__DIRECTIONS FOR THIS TASK__. Without including any images, repeat the data exactly.

• • • • • • •

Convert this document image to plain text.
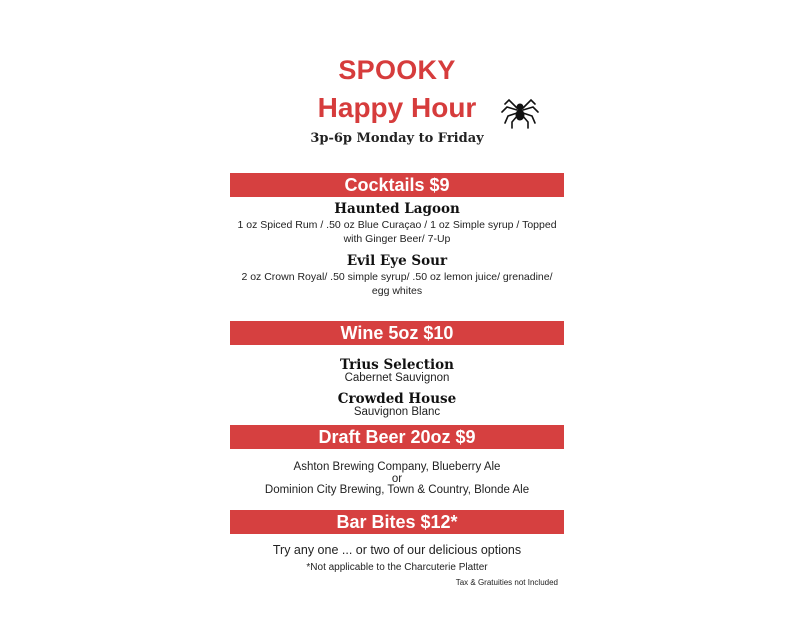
SPOOKY
Happy Hour
3p-6p Monday to Friday
Cocktails $9
Haunted Lagoon
1 oz Spiced Rum / .50 oz Blue Curaçao / 1 oz Simple syrup / Topped
with Ginger Beer/ 7-Up
Evil Eye Sour
2 oz Crown Royal/ .50 simple syrup/ .50 oz lemon juice/ grenadine/
egg whites
Wine 5oz $10
Trius Selection
Cabernet Sauvignon
Crowded House
Sauvignon Blanc
Draft Beer 20oz $9
Ashton Brewing Company, Blueberry Ale
or
Dominion City Brewing, Town & Country, Blonde Ale
Bar Bites $12*
Try any one ... or two of our delicious options
*Not applicable to the Charcuterie Platter
Tax & Gratuities not Included
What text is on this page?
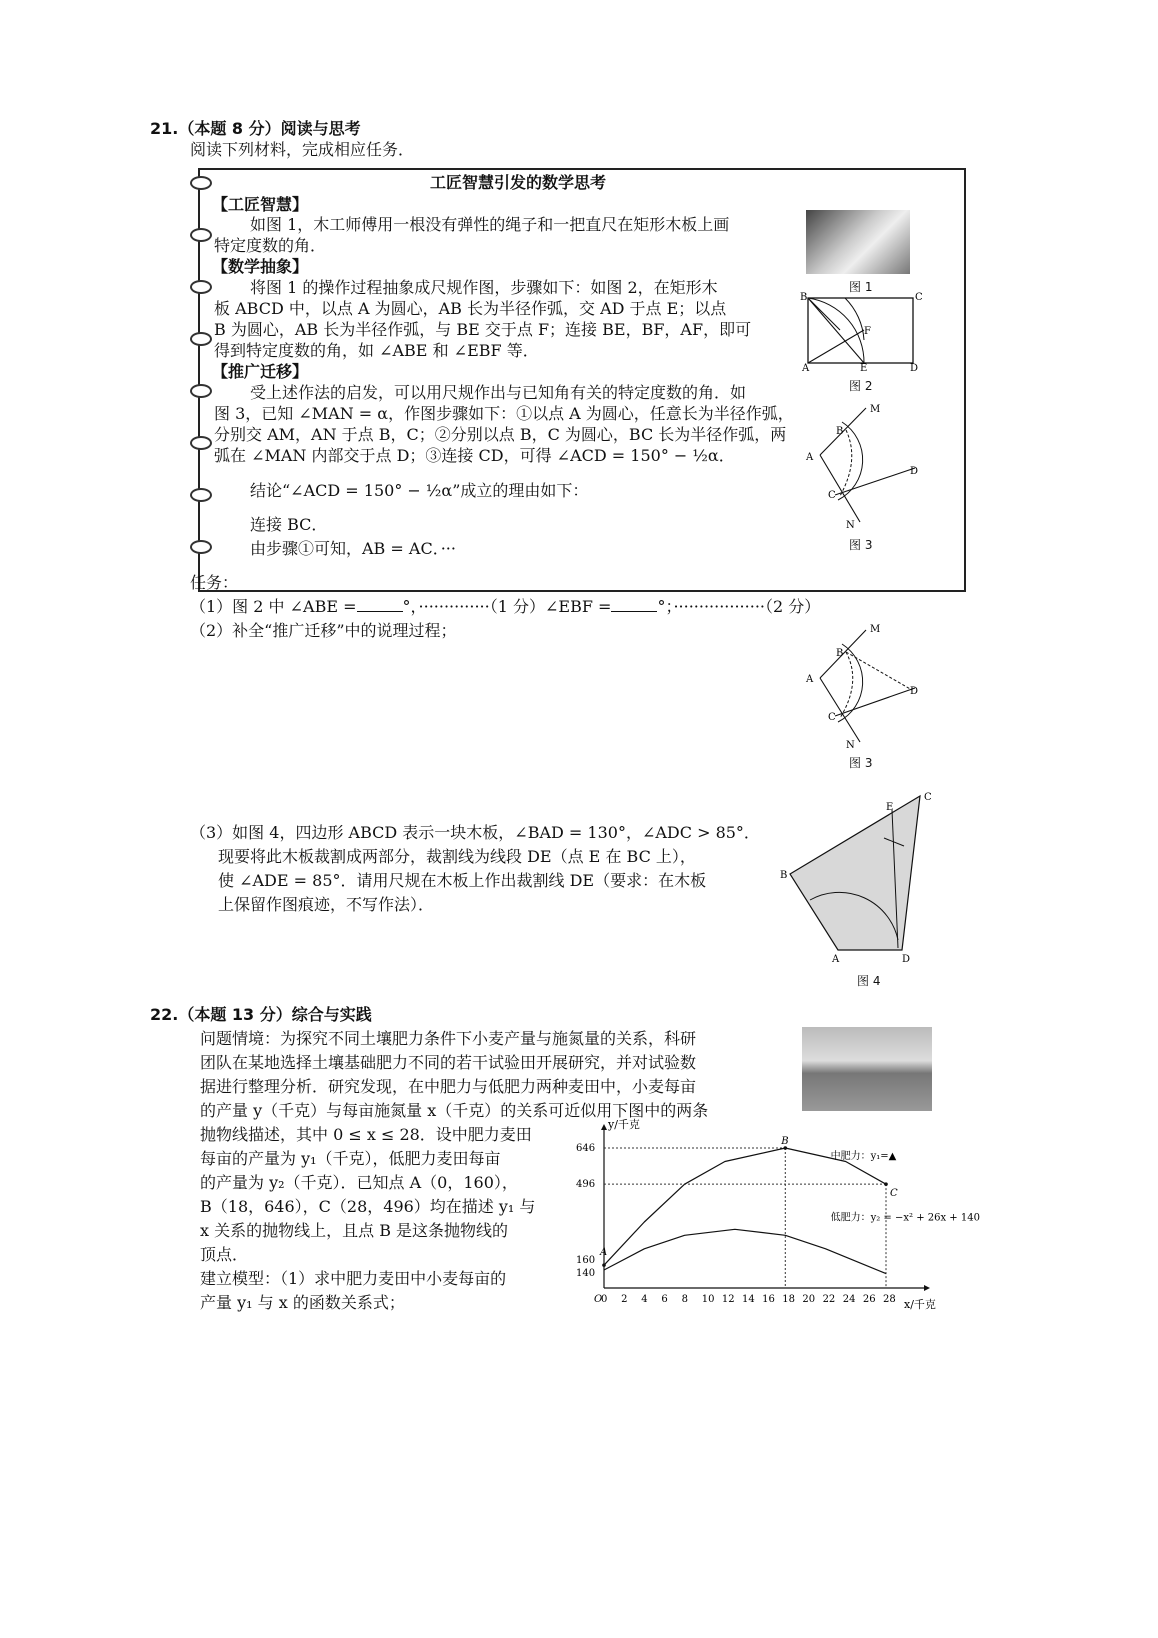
21.（本题 8 分）阅读与思考
阅读下列材料，完成相应任务．
工匠智慧引发的数学思考
【工匠智慧】
如图 1，木工师傅用一根没有弹性的绳子和一把直尺在矩形木板上画
特定度数的角．
【数学抽象】
将图 1 的操作过程抽象成尺规作图，步骤如下：如图 2，在矩形木
板 ABCD 中，以点 A 为圆心，AB 长为半径作弧，交 AD 于点 E；以点
B 为圆心，AB 长为半径作弧，与 BE 交于点 F；连接 BE，BF，AF，即可
得到特定度数的角，如 ∠ABE 和 ∠EBF 等．
【推广迁移】
受上述作法的启发，可以用尺规作出与已知角有关的特定度数的角．如
图 3，已知 ∠MAN = α，作图步骤如下：①以点 A 为圆心，任意长为半径作弧，
分别交 AM，AN 于点 B，C；②分别以点 B，C 为圆心，BC 长为半径作弧，两
弧在 ∠MAN 内部交于点 D；③连接 CD，可得 ∠ACD = 150° − ½α．
结论“∠ACD = 150° − ½α”成立的理由如下：
连接 BC．
由步骤①可知，AB = AC．···
图 1
B	C
F
A	E	D
图 2
M
B
A
C
D
N
图 3
任务：
（1）图 2 中 ∠ABE =	°，··············（1 分）∠EBF =	°；··················（2 分）
（2）补全“推广迁移”中的说理过程；	M
B
A
C
D
N
图 3
（3）如图 4，四边形 ABCD 表示一块木板，∠BAD = 130°，∠ADC > 85°．
现要将此木板裁割成两部分，裁割线为线段 DE（点 E 在 BC 上），
使 ∠ADE = 85°．请用尺规在木板上作出裁割线 DE（要求：在木板
上保留作图痕迹，不写作法）．
B
C
E
A	D
图 4
22.（本题 13 分）综合与实践
问题情境：为探究不同土壤肥力条件下小麦产量与施氮量的关系，科研
团队在某地选择土壤基础肥力不同的若干试验田开展研究，并对试验数
据进行整理分析．研究发现，在中肥力与低肥力两种麦田中，小麦每亩
的产量 y（千克）与每亩施氮量 x（千克）的关系可近似用下图中的两条
抛物线描述，其中 0 ≤ x ≤ 28．设中肥力麦田
每亩的产量为 y₁（千克），低肥力麦田每亩
的产量为 y₂（千克）．已知点 A（0，160），
B（18，646），C（28，496）均在描述 y₁ 与
x 关系的抛物线上，且点 B 是这条抛物线的
顶点．
建立模型：（1）求中肥力麦田中小麦每亩的
产量 y₁ 与 x 的函数关系式；	0 2 4 6 8 10 12 14 16 18 20 22 24 26 28
140
160
496
646
中肥力：y₁=▲
低肥力：y₂ = −x² + 26x + 140
A
B
C
y/千克
x/千克
O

• • • • • • •

__ANSWER BELOW__.
Convert this document image to plain text.
SPOOKY
Happy Hour
3p-6p Monday to Friday
Cocktails $9
Haunted Lagoon
1 oz Spiced Rum / .50 oz Blue Curaçao / 1 oz Simple syrup / Topped
with Ginger Beer/ 7-Up
Evil Eye Sour
2 oz Crown Royal/ .50 simple syrup/ .50 oz lemon juice/ grenadine/
egg whites
Wine 5oz $10
Trius Selection
Cabernet Sauvignon
Crowded House
Sauvignon Blanc
Draft Beer 20oz $9
Ashton Brewing Company, Blueberry Ale
or
Dominion City Brewing, Town & Country, Blonde Ale
Bar Bites $12*
Try any one ... or two of our delicious options
*Not applicable to the Charcuterie Platter
Tax & Gratuities not Included
What text is on this page?
21.（本题 8 分）阅读与思考
阅读下列材料，完成相应任务．
工匠智慧引发的数学思考
【工匠智慧】
如图 1，木工师傅用一根没有弹性的绳子和一把直尺在矩形木板上画
特定度数的角．
【数学抽象】
将图 1 的操作过程抽象成尺规作图，步骤如下：如图 2，在矩形木
板 ABCD 中，以点 A 为圆心，AB 长为半径作弧，交 AD 于点 E；以点
B 为圆心，AB 长为半径作弧，与 BE 交于点 F；连接 BE，BF，AF，即可
得到特定度数的角，如 ∠ABE 和 ∠EBF 等．
【推广迁移】
受上述作法的启发，可以用尺规作出与已知角有关的特定度数的角．如
图 3，已知 ∠MAN = α，作图步骤如下：①以点 A 为圆心，任意长为半径作弧，
分别交 AM，AN 于点 B，C；②分别以点 B，C 为圆心，BC 长为半径作弧，两
弧在 ∠MAN 内部交于点 D；③连接 CD，可得 ∠ACD = 150° − ½α．
结论“∠ACD = 150° − ½α”成立的理由如下：
连接 BC．
由步骤①可知，AB = AC．···
图 1
B	C
F
A	E	D
图 2
M
B
A
C
D
N
图 3
任务：
（1）图 2 中 ∠ABE =	°，··············（1 分）∠EBF =	°；··················（2 分）
（2）补全“推广迁移”中的说理过程；	M
B
A
C
D
N
图 3
（3）如图 4，四边形 ABCD 表示一块木板，∠BAD = 130°，∠ADC > 85°．
现要将此木板裁割成两部分，裁割线为线段 DE（点 E 在 BC 上），
使 ∠ADE = 85°．请用尺规在木板上作出裁割线 DE（要求：在木板
上保留作图痕迹，不写作法）．
B
C
E
A	D
图 4
22.（本题 13 分）综合与实践
问题情境：为探究不同土壤肥力条件下小麦产量与施氮量的关系，科研
团队在某地选择土壤基础肥力不同的若干试验田开展研究，并对试验数
据进行整理分析．研究发现，在中肥力与低肥力两种麦田中，小麦每亩
的产量 y（千克）与每亩施氮量 x（千克）的关系可近似用下图中的两条
抛物线描述，其中 0 ≤ x ≤ 28．设中肥力麦田
每亩的产量为 y₁（千克），低肥力麦田每亩
的产量为 y₂（千克）．已知点 A（0，160），
B（18，646），C（28，496）均在描述 y₁ 与
x 关系的抛物线上，且点 B 是这条抛物线的
顶点．
建立模型：（1）求中肥力麦田中小麦每亩的
产量 y₁ 与 x 的函数关系式；	0 2 4 6 8 10 12 14 16 18 20 22 24 26 28
140
160
496
646
中肥力：y₁=▲
低肥力：y₂ = −x² + 26x + 140
A
B
C
y/千克
x/千克
O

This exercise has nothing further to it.